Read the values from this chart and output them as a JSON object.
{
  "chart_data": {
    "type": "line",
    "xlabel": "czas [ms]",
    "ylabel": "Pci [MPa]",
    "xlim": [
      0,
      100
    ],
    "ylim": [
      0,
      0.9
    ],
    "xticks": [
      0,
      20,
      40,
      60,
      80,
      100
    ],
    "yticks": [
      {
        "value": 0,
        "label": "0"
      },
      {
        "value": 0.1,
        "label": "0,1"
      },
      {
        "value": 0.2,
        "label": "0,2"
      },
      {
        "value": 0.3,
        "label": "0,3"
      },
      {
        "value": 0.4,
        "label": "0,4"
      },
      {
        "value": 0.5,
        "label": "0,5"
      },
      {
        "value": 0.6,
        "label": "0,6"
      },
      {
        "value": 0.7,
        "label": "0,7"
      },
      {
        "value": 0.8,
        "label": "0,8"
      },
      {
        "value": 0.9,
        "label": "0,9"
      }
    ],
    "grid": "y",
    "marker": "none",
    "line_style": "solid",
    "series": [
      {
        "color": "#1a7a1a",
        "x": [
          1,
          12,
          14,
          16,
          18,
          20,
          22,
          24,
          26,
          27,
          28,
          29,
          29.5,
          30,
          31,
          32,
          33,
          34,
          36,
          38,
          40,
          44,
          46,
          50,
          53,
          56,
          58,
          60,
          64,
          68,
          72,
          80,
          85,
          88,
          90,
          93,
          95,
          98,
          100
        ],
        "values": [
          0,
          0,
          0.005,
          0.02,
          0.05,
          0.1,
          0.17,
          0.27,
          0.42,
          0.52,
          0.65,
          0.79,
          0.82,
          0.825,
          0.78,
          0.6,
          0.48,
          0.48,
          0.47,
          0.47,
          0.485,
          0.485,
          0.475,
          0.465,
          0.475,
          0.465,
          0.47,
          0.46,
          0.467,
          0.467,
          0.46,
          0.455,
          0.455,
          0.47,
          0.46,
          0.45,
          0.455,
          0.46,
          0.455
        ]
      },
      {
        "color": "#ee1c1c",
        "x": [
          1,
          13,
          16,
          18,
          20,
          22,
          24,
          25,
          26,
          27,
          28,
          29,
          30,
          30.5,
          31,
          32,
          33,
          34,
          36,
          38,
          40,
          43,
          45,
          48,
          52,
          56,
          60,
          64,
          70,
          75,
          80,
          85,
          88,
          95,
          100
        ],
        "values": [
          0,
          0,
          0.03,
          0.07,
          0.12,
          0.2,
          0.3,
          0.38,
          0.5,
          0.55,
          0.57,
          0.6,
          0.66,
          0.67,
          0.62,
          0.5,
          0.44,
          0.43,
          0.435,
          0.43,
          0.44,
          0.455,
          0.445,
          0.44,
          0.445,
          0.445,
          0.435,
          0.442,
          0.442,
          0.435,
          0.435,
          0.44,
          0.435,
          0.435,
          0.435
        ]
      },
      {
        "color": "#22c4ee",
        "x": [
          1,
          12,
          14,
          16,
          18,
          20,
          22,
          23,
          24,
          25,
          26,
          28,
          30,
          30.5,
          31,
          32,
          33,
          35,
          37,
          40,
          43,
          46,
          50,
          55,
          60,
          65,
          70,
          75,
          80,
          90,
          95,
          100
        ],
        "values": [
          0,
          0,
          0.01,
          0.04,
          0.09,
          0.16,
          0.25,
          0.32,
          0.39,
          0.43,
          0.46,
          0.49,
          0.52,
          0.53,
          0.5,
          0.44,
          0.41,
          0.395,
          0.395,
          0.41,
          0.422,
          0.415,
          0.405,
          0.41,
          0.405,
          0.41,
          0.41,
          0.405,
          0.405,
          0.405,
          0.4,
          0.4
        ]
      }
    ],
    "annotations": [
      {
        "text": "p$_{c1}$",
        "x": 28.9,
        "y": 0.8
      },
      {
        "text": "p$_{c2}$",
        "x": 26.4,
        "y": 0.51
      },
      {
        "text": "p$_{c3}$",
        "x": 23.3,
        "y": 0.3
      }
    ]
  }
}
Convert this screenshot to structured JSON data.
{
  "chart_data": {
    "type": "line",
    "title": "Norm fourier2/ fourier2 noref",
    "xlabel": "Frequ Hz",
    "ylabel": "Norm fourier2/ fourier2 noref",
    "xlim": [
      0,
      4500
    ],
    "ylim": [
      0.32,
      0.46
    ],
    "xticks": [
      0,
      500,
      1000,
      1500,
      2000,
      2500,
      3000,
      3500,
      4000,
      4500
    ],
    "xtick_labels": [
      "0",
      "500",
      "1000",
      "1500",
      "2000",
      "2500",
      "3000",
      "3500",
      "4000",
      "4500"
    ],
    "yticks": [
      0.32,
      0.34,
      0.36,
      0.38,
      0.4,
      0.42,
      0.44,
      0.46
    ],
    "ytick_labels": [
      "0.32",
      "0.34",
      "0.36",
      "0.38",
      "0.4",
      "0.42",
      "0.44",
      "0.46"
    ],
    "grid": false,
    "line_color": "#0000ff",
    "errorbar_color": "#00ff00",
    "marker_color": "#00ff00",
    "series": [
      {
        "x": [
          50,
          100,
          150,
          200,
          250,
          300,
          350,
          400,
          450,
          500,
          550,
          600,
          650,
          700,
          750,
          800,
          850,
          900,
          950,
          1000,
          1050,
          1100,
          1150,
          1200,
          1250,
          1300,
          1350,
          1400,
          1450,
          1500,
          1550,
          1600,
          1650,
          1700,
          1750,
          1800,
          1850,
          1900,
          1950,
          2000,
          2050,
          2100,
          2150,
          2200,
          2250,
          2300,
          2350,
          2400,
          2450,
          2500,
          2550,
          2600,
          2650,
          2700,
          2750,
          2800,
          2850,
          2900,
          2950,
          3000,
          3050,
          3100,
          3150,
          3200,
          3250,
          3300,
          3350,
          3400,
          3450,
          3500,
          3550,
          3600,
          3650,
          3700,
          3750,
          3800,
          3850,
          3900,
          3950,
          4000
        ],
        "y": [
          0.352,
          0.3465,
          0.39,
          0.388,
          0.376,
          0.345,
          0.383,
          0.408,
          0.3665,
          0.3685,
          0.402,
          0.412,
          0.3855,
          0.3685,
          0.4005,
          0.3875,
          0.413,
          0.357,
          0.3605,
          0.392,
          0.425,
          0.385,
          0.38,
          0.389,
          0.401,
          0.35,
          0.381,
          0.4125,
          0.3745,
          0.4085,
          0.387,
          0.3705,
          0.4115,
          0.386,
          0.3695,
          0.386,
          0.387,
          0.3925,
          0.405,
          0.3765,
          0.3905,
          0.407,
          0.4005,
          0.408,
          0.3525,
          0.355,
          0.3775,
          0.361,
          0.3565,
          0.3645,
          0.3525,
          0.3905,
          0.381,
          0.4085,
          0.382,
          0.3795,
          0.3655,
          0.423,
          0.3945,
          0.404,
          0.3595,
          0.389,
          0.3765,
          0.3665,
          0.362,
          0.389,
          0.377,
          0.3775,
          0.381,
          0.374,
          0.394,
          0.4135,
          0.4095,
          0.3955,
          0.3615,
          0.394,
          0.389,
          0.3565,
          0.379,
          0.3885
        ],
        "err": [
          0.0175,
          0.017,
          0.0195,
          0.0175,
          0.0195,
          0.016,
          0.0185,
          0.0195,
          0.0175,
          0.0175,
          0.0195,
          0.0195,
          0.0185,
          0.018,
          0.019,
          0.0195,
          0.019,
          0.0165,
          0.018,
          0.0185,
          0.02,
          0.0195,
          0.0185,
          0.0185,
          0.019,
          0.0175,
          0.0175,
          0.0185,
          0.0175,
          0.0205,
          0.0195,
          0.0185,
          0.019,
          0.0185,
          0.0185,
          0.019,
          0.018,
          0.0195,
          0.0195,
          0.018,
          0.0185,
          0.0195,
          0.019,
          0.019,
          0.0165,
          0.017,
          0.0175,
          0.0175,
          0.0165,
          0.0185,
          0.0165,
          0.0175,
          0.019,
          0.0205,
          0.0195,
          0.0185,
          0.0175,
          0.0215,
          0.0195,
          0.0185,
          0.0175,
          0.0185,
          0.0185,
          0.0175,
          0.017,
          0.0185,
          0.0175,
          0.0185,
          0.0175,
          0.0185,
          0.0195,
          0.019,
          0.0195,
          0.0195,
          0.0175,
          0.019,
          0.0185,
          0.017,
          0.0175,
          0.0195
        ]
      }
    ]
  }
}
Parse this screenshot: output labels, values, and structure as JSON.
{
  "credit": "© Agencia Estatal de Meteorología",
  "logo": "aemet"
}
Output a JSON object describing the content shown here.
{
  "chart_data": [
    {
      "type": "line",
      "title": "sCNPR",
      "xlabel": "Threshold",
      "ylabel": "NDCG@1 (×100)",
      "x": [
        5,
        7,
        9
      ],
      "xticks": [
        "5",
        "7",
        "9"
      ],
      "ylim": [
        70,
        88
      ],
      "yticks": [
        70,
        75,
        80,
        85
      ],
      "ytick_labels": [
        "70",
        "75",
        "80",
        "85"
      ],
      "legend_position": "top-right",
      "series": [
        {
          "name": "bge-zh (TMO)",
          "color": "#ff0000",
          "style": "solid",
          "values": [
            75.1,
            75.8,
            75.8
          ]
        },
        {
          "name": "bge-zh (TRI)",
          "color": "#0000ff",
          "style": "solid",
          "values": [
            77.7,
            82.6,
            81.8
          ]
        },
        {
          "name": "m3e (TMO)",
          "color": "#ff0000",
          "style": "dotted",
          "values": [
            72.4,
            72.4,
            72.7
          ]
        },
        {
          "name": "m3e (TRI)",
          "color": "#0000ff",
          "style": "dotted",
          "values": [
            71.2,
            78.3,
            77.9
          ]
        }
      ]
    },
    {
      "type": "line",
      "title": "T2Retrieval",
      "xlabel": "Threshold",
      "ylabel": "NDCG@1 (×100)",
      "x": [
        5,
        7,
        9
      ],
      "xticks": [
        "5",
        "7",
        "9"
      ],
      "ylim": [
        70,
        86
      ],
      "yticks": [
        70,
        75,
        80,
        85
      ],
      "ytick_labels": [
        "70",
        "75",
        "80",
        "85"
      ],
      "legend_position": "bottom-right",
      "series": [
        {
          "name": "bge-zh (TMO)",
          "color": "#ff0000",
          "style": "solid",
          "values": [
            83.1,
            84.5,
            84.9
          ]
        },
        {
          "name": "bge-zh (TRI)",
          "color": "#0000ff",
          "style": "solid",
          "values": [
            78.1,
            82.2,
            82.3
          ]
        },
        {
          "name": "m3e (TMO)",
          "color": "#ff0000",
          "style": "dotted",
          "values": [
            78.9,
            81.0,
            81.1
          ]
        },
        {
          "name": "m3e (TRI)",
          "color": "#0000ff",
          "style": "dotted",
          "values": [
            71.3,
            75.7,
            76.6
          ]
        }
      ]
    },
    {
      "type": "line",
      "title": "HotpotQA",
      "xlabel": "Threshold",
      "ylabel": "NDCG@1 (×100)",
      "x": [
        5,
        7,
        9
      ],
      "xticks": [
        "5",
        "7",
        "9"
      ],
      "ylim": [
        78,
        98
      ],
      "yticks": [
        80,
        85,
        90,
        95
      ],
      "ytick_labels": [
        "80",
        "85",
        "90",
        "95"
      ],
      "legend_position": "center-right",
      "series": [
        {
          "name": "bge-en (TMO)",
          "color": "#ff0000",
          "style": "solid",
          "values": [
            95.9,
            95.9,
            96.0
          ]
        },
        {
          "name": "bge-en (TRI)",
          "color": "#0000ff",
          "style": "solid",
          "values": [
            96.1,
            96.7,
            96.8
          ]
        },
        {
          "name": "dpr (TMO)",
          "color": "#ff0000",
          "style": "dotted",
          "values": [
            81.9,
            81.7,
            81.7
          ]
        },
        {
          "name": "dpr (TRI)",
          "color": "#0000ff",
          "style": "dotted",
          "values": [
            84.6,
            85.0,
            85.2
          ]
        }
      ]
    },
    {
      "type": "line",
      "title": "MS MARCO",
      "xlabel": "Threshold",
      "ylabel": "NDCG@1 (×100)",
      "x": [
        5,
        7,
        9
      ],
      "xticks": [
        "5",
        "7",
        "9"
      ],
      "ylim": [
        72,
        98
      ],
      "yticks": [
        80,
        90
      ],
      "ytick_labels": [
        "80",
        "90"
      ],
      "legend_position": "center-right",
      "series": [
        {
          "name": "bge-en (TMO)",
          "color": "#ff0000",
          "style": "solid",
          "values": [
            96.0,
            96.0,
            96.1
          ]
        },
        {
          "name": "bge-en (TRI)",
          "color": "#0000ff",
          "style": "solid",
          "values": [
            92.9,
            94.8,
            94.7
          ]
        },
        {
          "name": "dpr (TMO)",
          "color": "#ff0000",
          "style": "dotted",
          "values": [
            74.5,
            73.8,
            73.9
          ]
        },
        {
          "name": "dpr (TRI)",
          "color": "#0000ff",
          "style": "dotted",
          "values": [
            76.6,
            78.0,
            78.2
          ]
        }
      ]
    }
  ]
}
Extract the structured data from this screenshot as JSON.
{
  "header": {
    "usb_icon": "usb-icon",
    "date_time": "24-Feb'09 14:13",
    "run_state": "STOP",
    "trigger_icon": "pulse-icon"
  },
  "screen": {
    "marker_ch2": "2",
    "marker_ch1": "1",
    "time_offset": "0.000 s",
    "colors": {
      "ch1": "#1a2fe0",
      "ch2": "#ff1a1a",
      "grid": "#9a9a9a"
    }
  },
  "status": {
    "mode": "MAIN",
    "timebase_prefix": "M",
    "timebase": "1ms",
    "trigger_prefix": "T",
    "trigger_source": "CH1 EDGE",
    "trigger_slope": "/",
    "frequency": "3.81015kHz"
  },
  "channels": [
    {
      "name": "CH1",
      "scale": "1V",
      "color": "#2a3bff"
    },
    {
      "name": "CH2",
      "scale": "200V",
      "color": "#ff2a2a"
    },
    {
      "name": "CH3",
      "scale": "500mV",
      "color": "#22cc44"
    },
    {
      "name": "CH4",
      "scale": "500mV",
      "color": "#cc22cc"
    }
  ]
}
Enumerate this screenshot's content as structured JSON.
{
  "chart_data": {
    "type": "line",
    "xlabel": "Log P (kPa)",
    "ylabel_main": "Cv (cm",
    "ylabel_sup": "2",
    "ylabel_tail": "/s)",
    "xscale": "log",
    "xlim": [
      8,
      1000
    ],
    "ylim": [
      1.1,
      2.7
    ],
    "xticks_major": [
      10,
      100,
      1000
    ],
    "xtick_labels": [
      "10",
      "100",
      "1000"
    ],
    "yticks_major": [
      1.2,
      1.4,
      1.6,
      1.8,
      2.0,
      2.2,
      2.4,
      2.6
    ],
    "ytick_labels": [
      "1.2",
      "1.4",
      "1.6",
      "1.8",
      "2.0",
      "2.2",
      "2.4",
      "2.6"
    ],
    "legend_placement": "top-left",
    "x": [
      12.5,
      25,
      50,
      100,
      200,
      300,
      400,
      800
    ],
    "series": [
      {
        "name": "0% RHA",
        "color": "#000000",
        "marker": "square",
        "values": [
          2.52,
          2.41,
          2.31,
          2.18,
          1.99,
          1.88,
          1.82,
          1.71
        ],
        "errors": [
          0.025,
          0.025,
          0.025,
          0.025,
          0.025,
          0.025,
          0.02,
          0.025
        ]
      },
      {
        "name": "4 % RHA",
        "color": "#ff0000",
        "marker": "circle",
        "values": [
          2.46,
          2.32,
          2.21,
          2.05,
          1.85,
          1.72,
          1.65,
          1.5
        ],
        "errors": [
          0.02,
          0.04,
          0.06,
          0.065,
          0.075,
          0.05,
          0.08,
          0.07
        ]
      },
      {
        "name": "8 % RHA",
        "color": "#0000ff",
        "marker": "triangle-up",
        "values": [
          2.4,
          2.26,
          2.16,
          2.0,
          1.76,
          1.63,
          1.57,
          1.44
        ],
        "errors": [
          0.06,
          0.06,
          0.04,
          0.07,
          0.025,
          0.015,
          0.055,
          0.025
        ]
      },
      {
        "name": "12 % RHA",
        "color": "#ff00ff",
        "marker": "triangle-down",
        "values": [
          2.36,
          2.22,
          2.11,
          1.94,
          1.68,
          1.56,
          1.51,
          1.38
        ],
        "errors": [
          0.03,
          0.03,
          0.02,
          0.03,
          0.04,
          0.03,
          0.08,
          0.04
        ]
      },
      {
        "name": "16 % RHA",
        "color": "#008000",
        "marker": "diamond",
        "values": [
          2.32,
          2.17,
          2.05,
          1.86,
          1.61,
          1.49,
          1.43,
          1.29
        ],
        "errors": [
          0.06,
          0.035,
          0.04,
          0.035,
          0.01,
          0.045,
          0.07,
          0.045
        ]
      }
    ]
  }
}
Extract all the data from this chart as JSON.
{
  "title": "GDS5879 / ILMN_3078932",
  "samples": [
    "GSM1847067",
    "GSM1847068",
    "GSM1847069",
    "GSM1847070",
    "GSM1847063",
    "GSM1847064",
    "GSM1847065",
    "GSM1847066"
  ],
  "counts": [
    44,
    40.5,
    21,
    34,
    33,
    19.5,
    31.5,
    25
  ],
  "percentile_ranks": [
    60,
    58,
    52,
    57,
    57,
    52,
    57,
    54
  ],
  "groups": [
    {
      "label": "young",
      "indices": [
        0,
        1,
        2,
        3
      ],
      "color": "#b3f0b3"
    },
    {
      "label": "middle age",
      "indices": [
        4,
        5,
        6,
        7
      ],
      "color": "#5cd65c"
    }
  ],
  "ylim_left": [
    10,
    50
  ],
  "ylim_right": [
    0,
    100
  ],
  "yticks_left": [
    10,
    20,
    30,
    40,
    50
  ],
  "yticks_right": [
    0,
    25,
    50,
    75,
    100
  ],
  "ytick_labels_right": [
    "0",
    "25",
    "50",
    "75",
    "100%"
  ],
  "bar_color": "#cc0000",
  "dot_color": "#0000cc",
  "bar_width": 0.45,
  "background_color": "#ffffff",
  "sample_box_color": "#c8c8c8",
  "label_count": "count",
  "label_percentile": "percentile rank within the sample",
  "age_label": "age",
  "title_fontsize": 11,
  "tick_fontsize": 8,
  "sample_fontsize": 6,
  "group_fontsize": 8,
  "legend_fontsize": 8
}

___

* GOAL
Track down every line holding the string "triangle" and copy it.

* RESULT FOR THIS EXERCISE
        "marker": "triangle-up",
        "marker": "triangle-down",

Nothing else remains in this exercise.